_Requirements_
Reproduce each of the following lines verbatim, without any alteration.

_Extracted records_
━━━━

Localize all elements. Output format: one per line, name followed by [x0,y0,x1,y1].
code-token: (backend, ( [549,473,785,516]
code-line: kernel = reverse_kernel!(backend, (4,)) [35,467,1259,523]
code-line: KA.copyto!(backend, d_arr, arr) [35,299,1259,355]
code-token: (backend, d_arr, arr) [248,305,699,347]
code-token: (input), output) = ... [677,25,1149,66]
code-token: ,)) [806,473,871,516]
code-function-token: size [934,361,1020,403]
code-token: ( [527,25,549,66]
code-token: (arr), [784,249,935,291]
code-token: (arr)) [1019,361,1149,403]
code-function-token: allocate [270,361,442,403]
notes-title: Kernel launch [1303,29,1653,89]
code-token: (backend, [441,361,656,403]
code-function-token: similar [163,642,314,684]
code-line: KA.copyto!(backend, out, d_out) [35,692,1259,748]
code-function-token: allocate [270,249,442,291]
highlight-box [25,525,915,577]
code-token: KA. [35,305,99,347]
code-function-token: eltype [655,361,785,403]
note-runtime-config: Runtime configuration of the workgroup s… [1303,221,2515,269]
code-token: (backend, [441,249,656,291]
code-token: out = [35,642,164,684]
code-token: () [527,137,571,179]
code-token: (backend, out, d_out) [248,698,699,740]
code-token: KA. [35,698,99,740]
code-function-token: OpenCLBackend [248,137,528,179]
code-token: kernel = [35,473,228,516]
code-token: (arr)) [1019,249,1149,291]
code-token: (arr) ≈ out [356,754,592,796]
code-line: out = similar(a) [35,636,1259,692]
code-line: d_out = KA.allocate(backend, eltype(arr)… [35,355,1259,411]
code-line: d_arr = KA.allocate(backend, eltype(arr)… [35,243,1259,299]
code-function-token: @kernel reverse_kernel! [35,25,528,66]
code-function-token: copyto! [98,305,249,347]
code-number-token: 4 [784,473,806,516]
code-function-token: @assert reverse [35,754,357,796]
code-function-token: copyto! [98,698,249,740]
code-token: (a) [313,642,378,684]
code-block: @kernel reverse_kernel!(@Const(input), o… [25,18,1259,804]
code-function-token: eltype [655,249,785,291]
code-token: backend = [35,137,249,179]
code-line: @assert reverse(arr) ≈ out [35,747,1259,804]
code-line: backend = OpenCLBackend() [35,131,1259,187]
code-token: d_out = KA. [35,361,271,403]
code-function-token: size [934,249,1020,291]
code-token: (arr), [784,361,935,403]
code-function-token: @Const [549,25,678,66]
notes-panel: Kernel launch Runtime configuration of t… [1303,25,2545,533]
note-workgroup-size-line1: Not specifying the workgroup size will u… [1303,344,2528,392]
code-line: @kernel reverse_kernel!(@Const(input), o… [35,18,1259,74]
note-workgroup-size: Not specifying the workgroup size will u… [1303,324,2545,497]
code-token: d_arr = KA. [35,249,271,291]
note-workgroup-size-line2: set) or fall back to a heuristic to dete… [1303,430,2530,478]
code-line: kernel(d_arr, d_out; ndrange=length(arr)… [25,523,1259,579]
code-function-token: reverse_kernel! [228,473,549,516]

━━━━

_Task solution_
Localize all elements. Output format: one per line, name followed by [x0,y0,x1,y1].
code-token: (backend, ( [549,473,785,516]
code-line: kernel = reverse_kernel!(backend, (4,)) [35,467,1259,523]
code-line: KA.copyto!(backend, d_arr, arr) [35,299,1259,355]
code-token: (backend, d_arr, arr) [248,305,699,347]
code-token: (input), output) = ... [677,25,1149,66]
code-token: ,)) [806,473,871,516]
code-function-token: size [934,361,1020,403]
code-token: ( [527,25,549,66]
code-token: (arr), [784,249,935,291]
code-token: (arr)) [1019,361,1149,403]
code-function-token: allocate [270,361,442,403]
notes-title: Kernel launch [1303,29,1653,89]
code-token: (backend, [441,361,656,403]
code-function-token: similar [163,642,314,684]
code-line: KA.copyto!(backend, out, d_out) [35,692,1259,748]
code-function-token: allocate [270,249,442,291]
highlight-box [25,525,915,577]
code-token: KA. [35,305,99,347]
code-function-token: eltype [655,361,785,403]
note-runtime-config: Runtime configuration of the workgroup s… [1303,221,2515,269]
code-token: (backend, [441,249,656,291]
code-token: out = [35,642,164,684]
code-token: () [527,137,571,179]
code-token: (backend, out, d_out) [248,698,699,740]
code-token: KA. [35,698,99,740]
code-function-token: OpenCLBackend [248,137,528,179]
code-token: kernel = [35,473,228,516]
code-token: (arr)) [1019,249,1149,291]
code-token: (arr) ≈ out [356,754,592,796]
code-line: out = similar(a) [35,636,1259,692]
code-line: d_out = KA.allocate(backend, eltype(arr)… [35,355,1259,411]
code-line: d_arr = KA.allocate(backend, eltype(arr)… [35,243,1259,299]
code-function-token: @kernel reverse_kernel! [35,25,528,66]
code-function-token: copyto! [98,305,249,347]
code-number-token: 4 [784,473,806,516]
code-function-token: @assert reverse [35,754,357,796]
code-function-token: copyto! [98,698,249,740]
code-token: (a) [313,642,378,684]
code-block: @kernel reverse_kernel!(@Const(input), o… [25,18,1259,804]
code-function-token: eltype [655,249,785,291]
code-token: backend = [35,137,249,179]
code-line: @assert reverse(arr) ≈ out [35,747,1259,804]
code-line: backend = OpenCLBackend() [35,131,1259,187]
code-token: d_out = KA. [35,361,271,403]
code-function-token: size [934,249,1020,291]
code-token: (arr), [784,361,935,403]
code-function-token: @Const [549,25,678,66]
notes-panel: Kernel launch Runtime configuration of t… [1303,25,2545,533]
note-workgroup-size-line1: Not specifying the workgroup size will u… [1303,344,2528,392]
code-line: @kernel reverse_kernel!(@Const(input), o… [35,18,1259,74]
note-workgroup-size: Not specifying the workgroup size will u… [1303,324,2545,497]
code-token: d_arr = KA. [35,249,271,291]
note-workgroup-size-line2: set) or fall back to a heuristic to dete… [1303,430,2530,478]
code-line: kernel(d_arr, d_out; ndrange=length(arr)… [25,523,1259,579]
code-function-token: reverse_kernel! [228,473,549,516]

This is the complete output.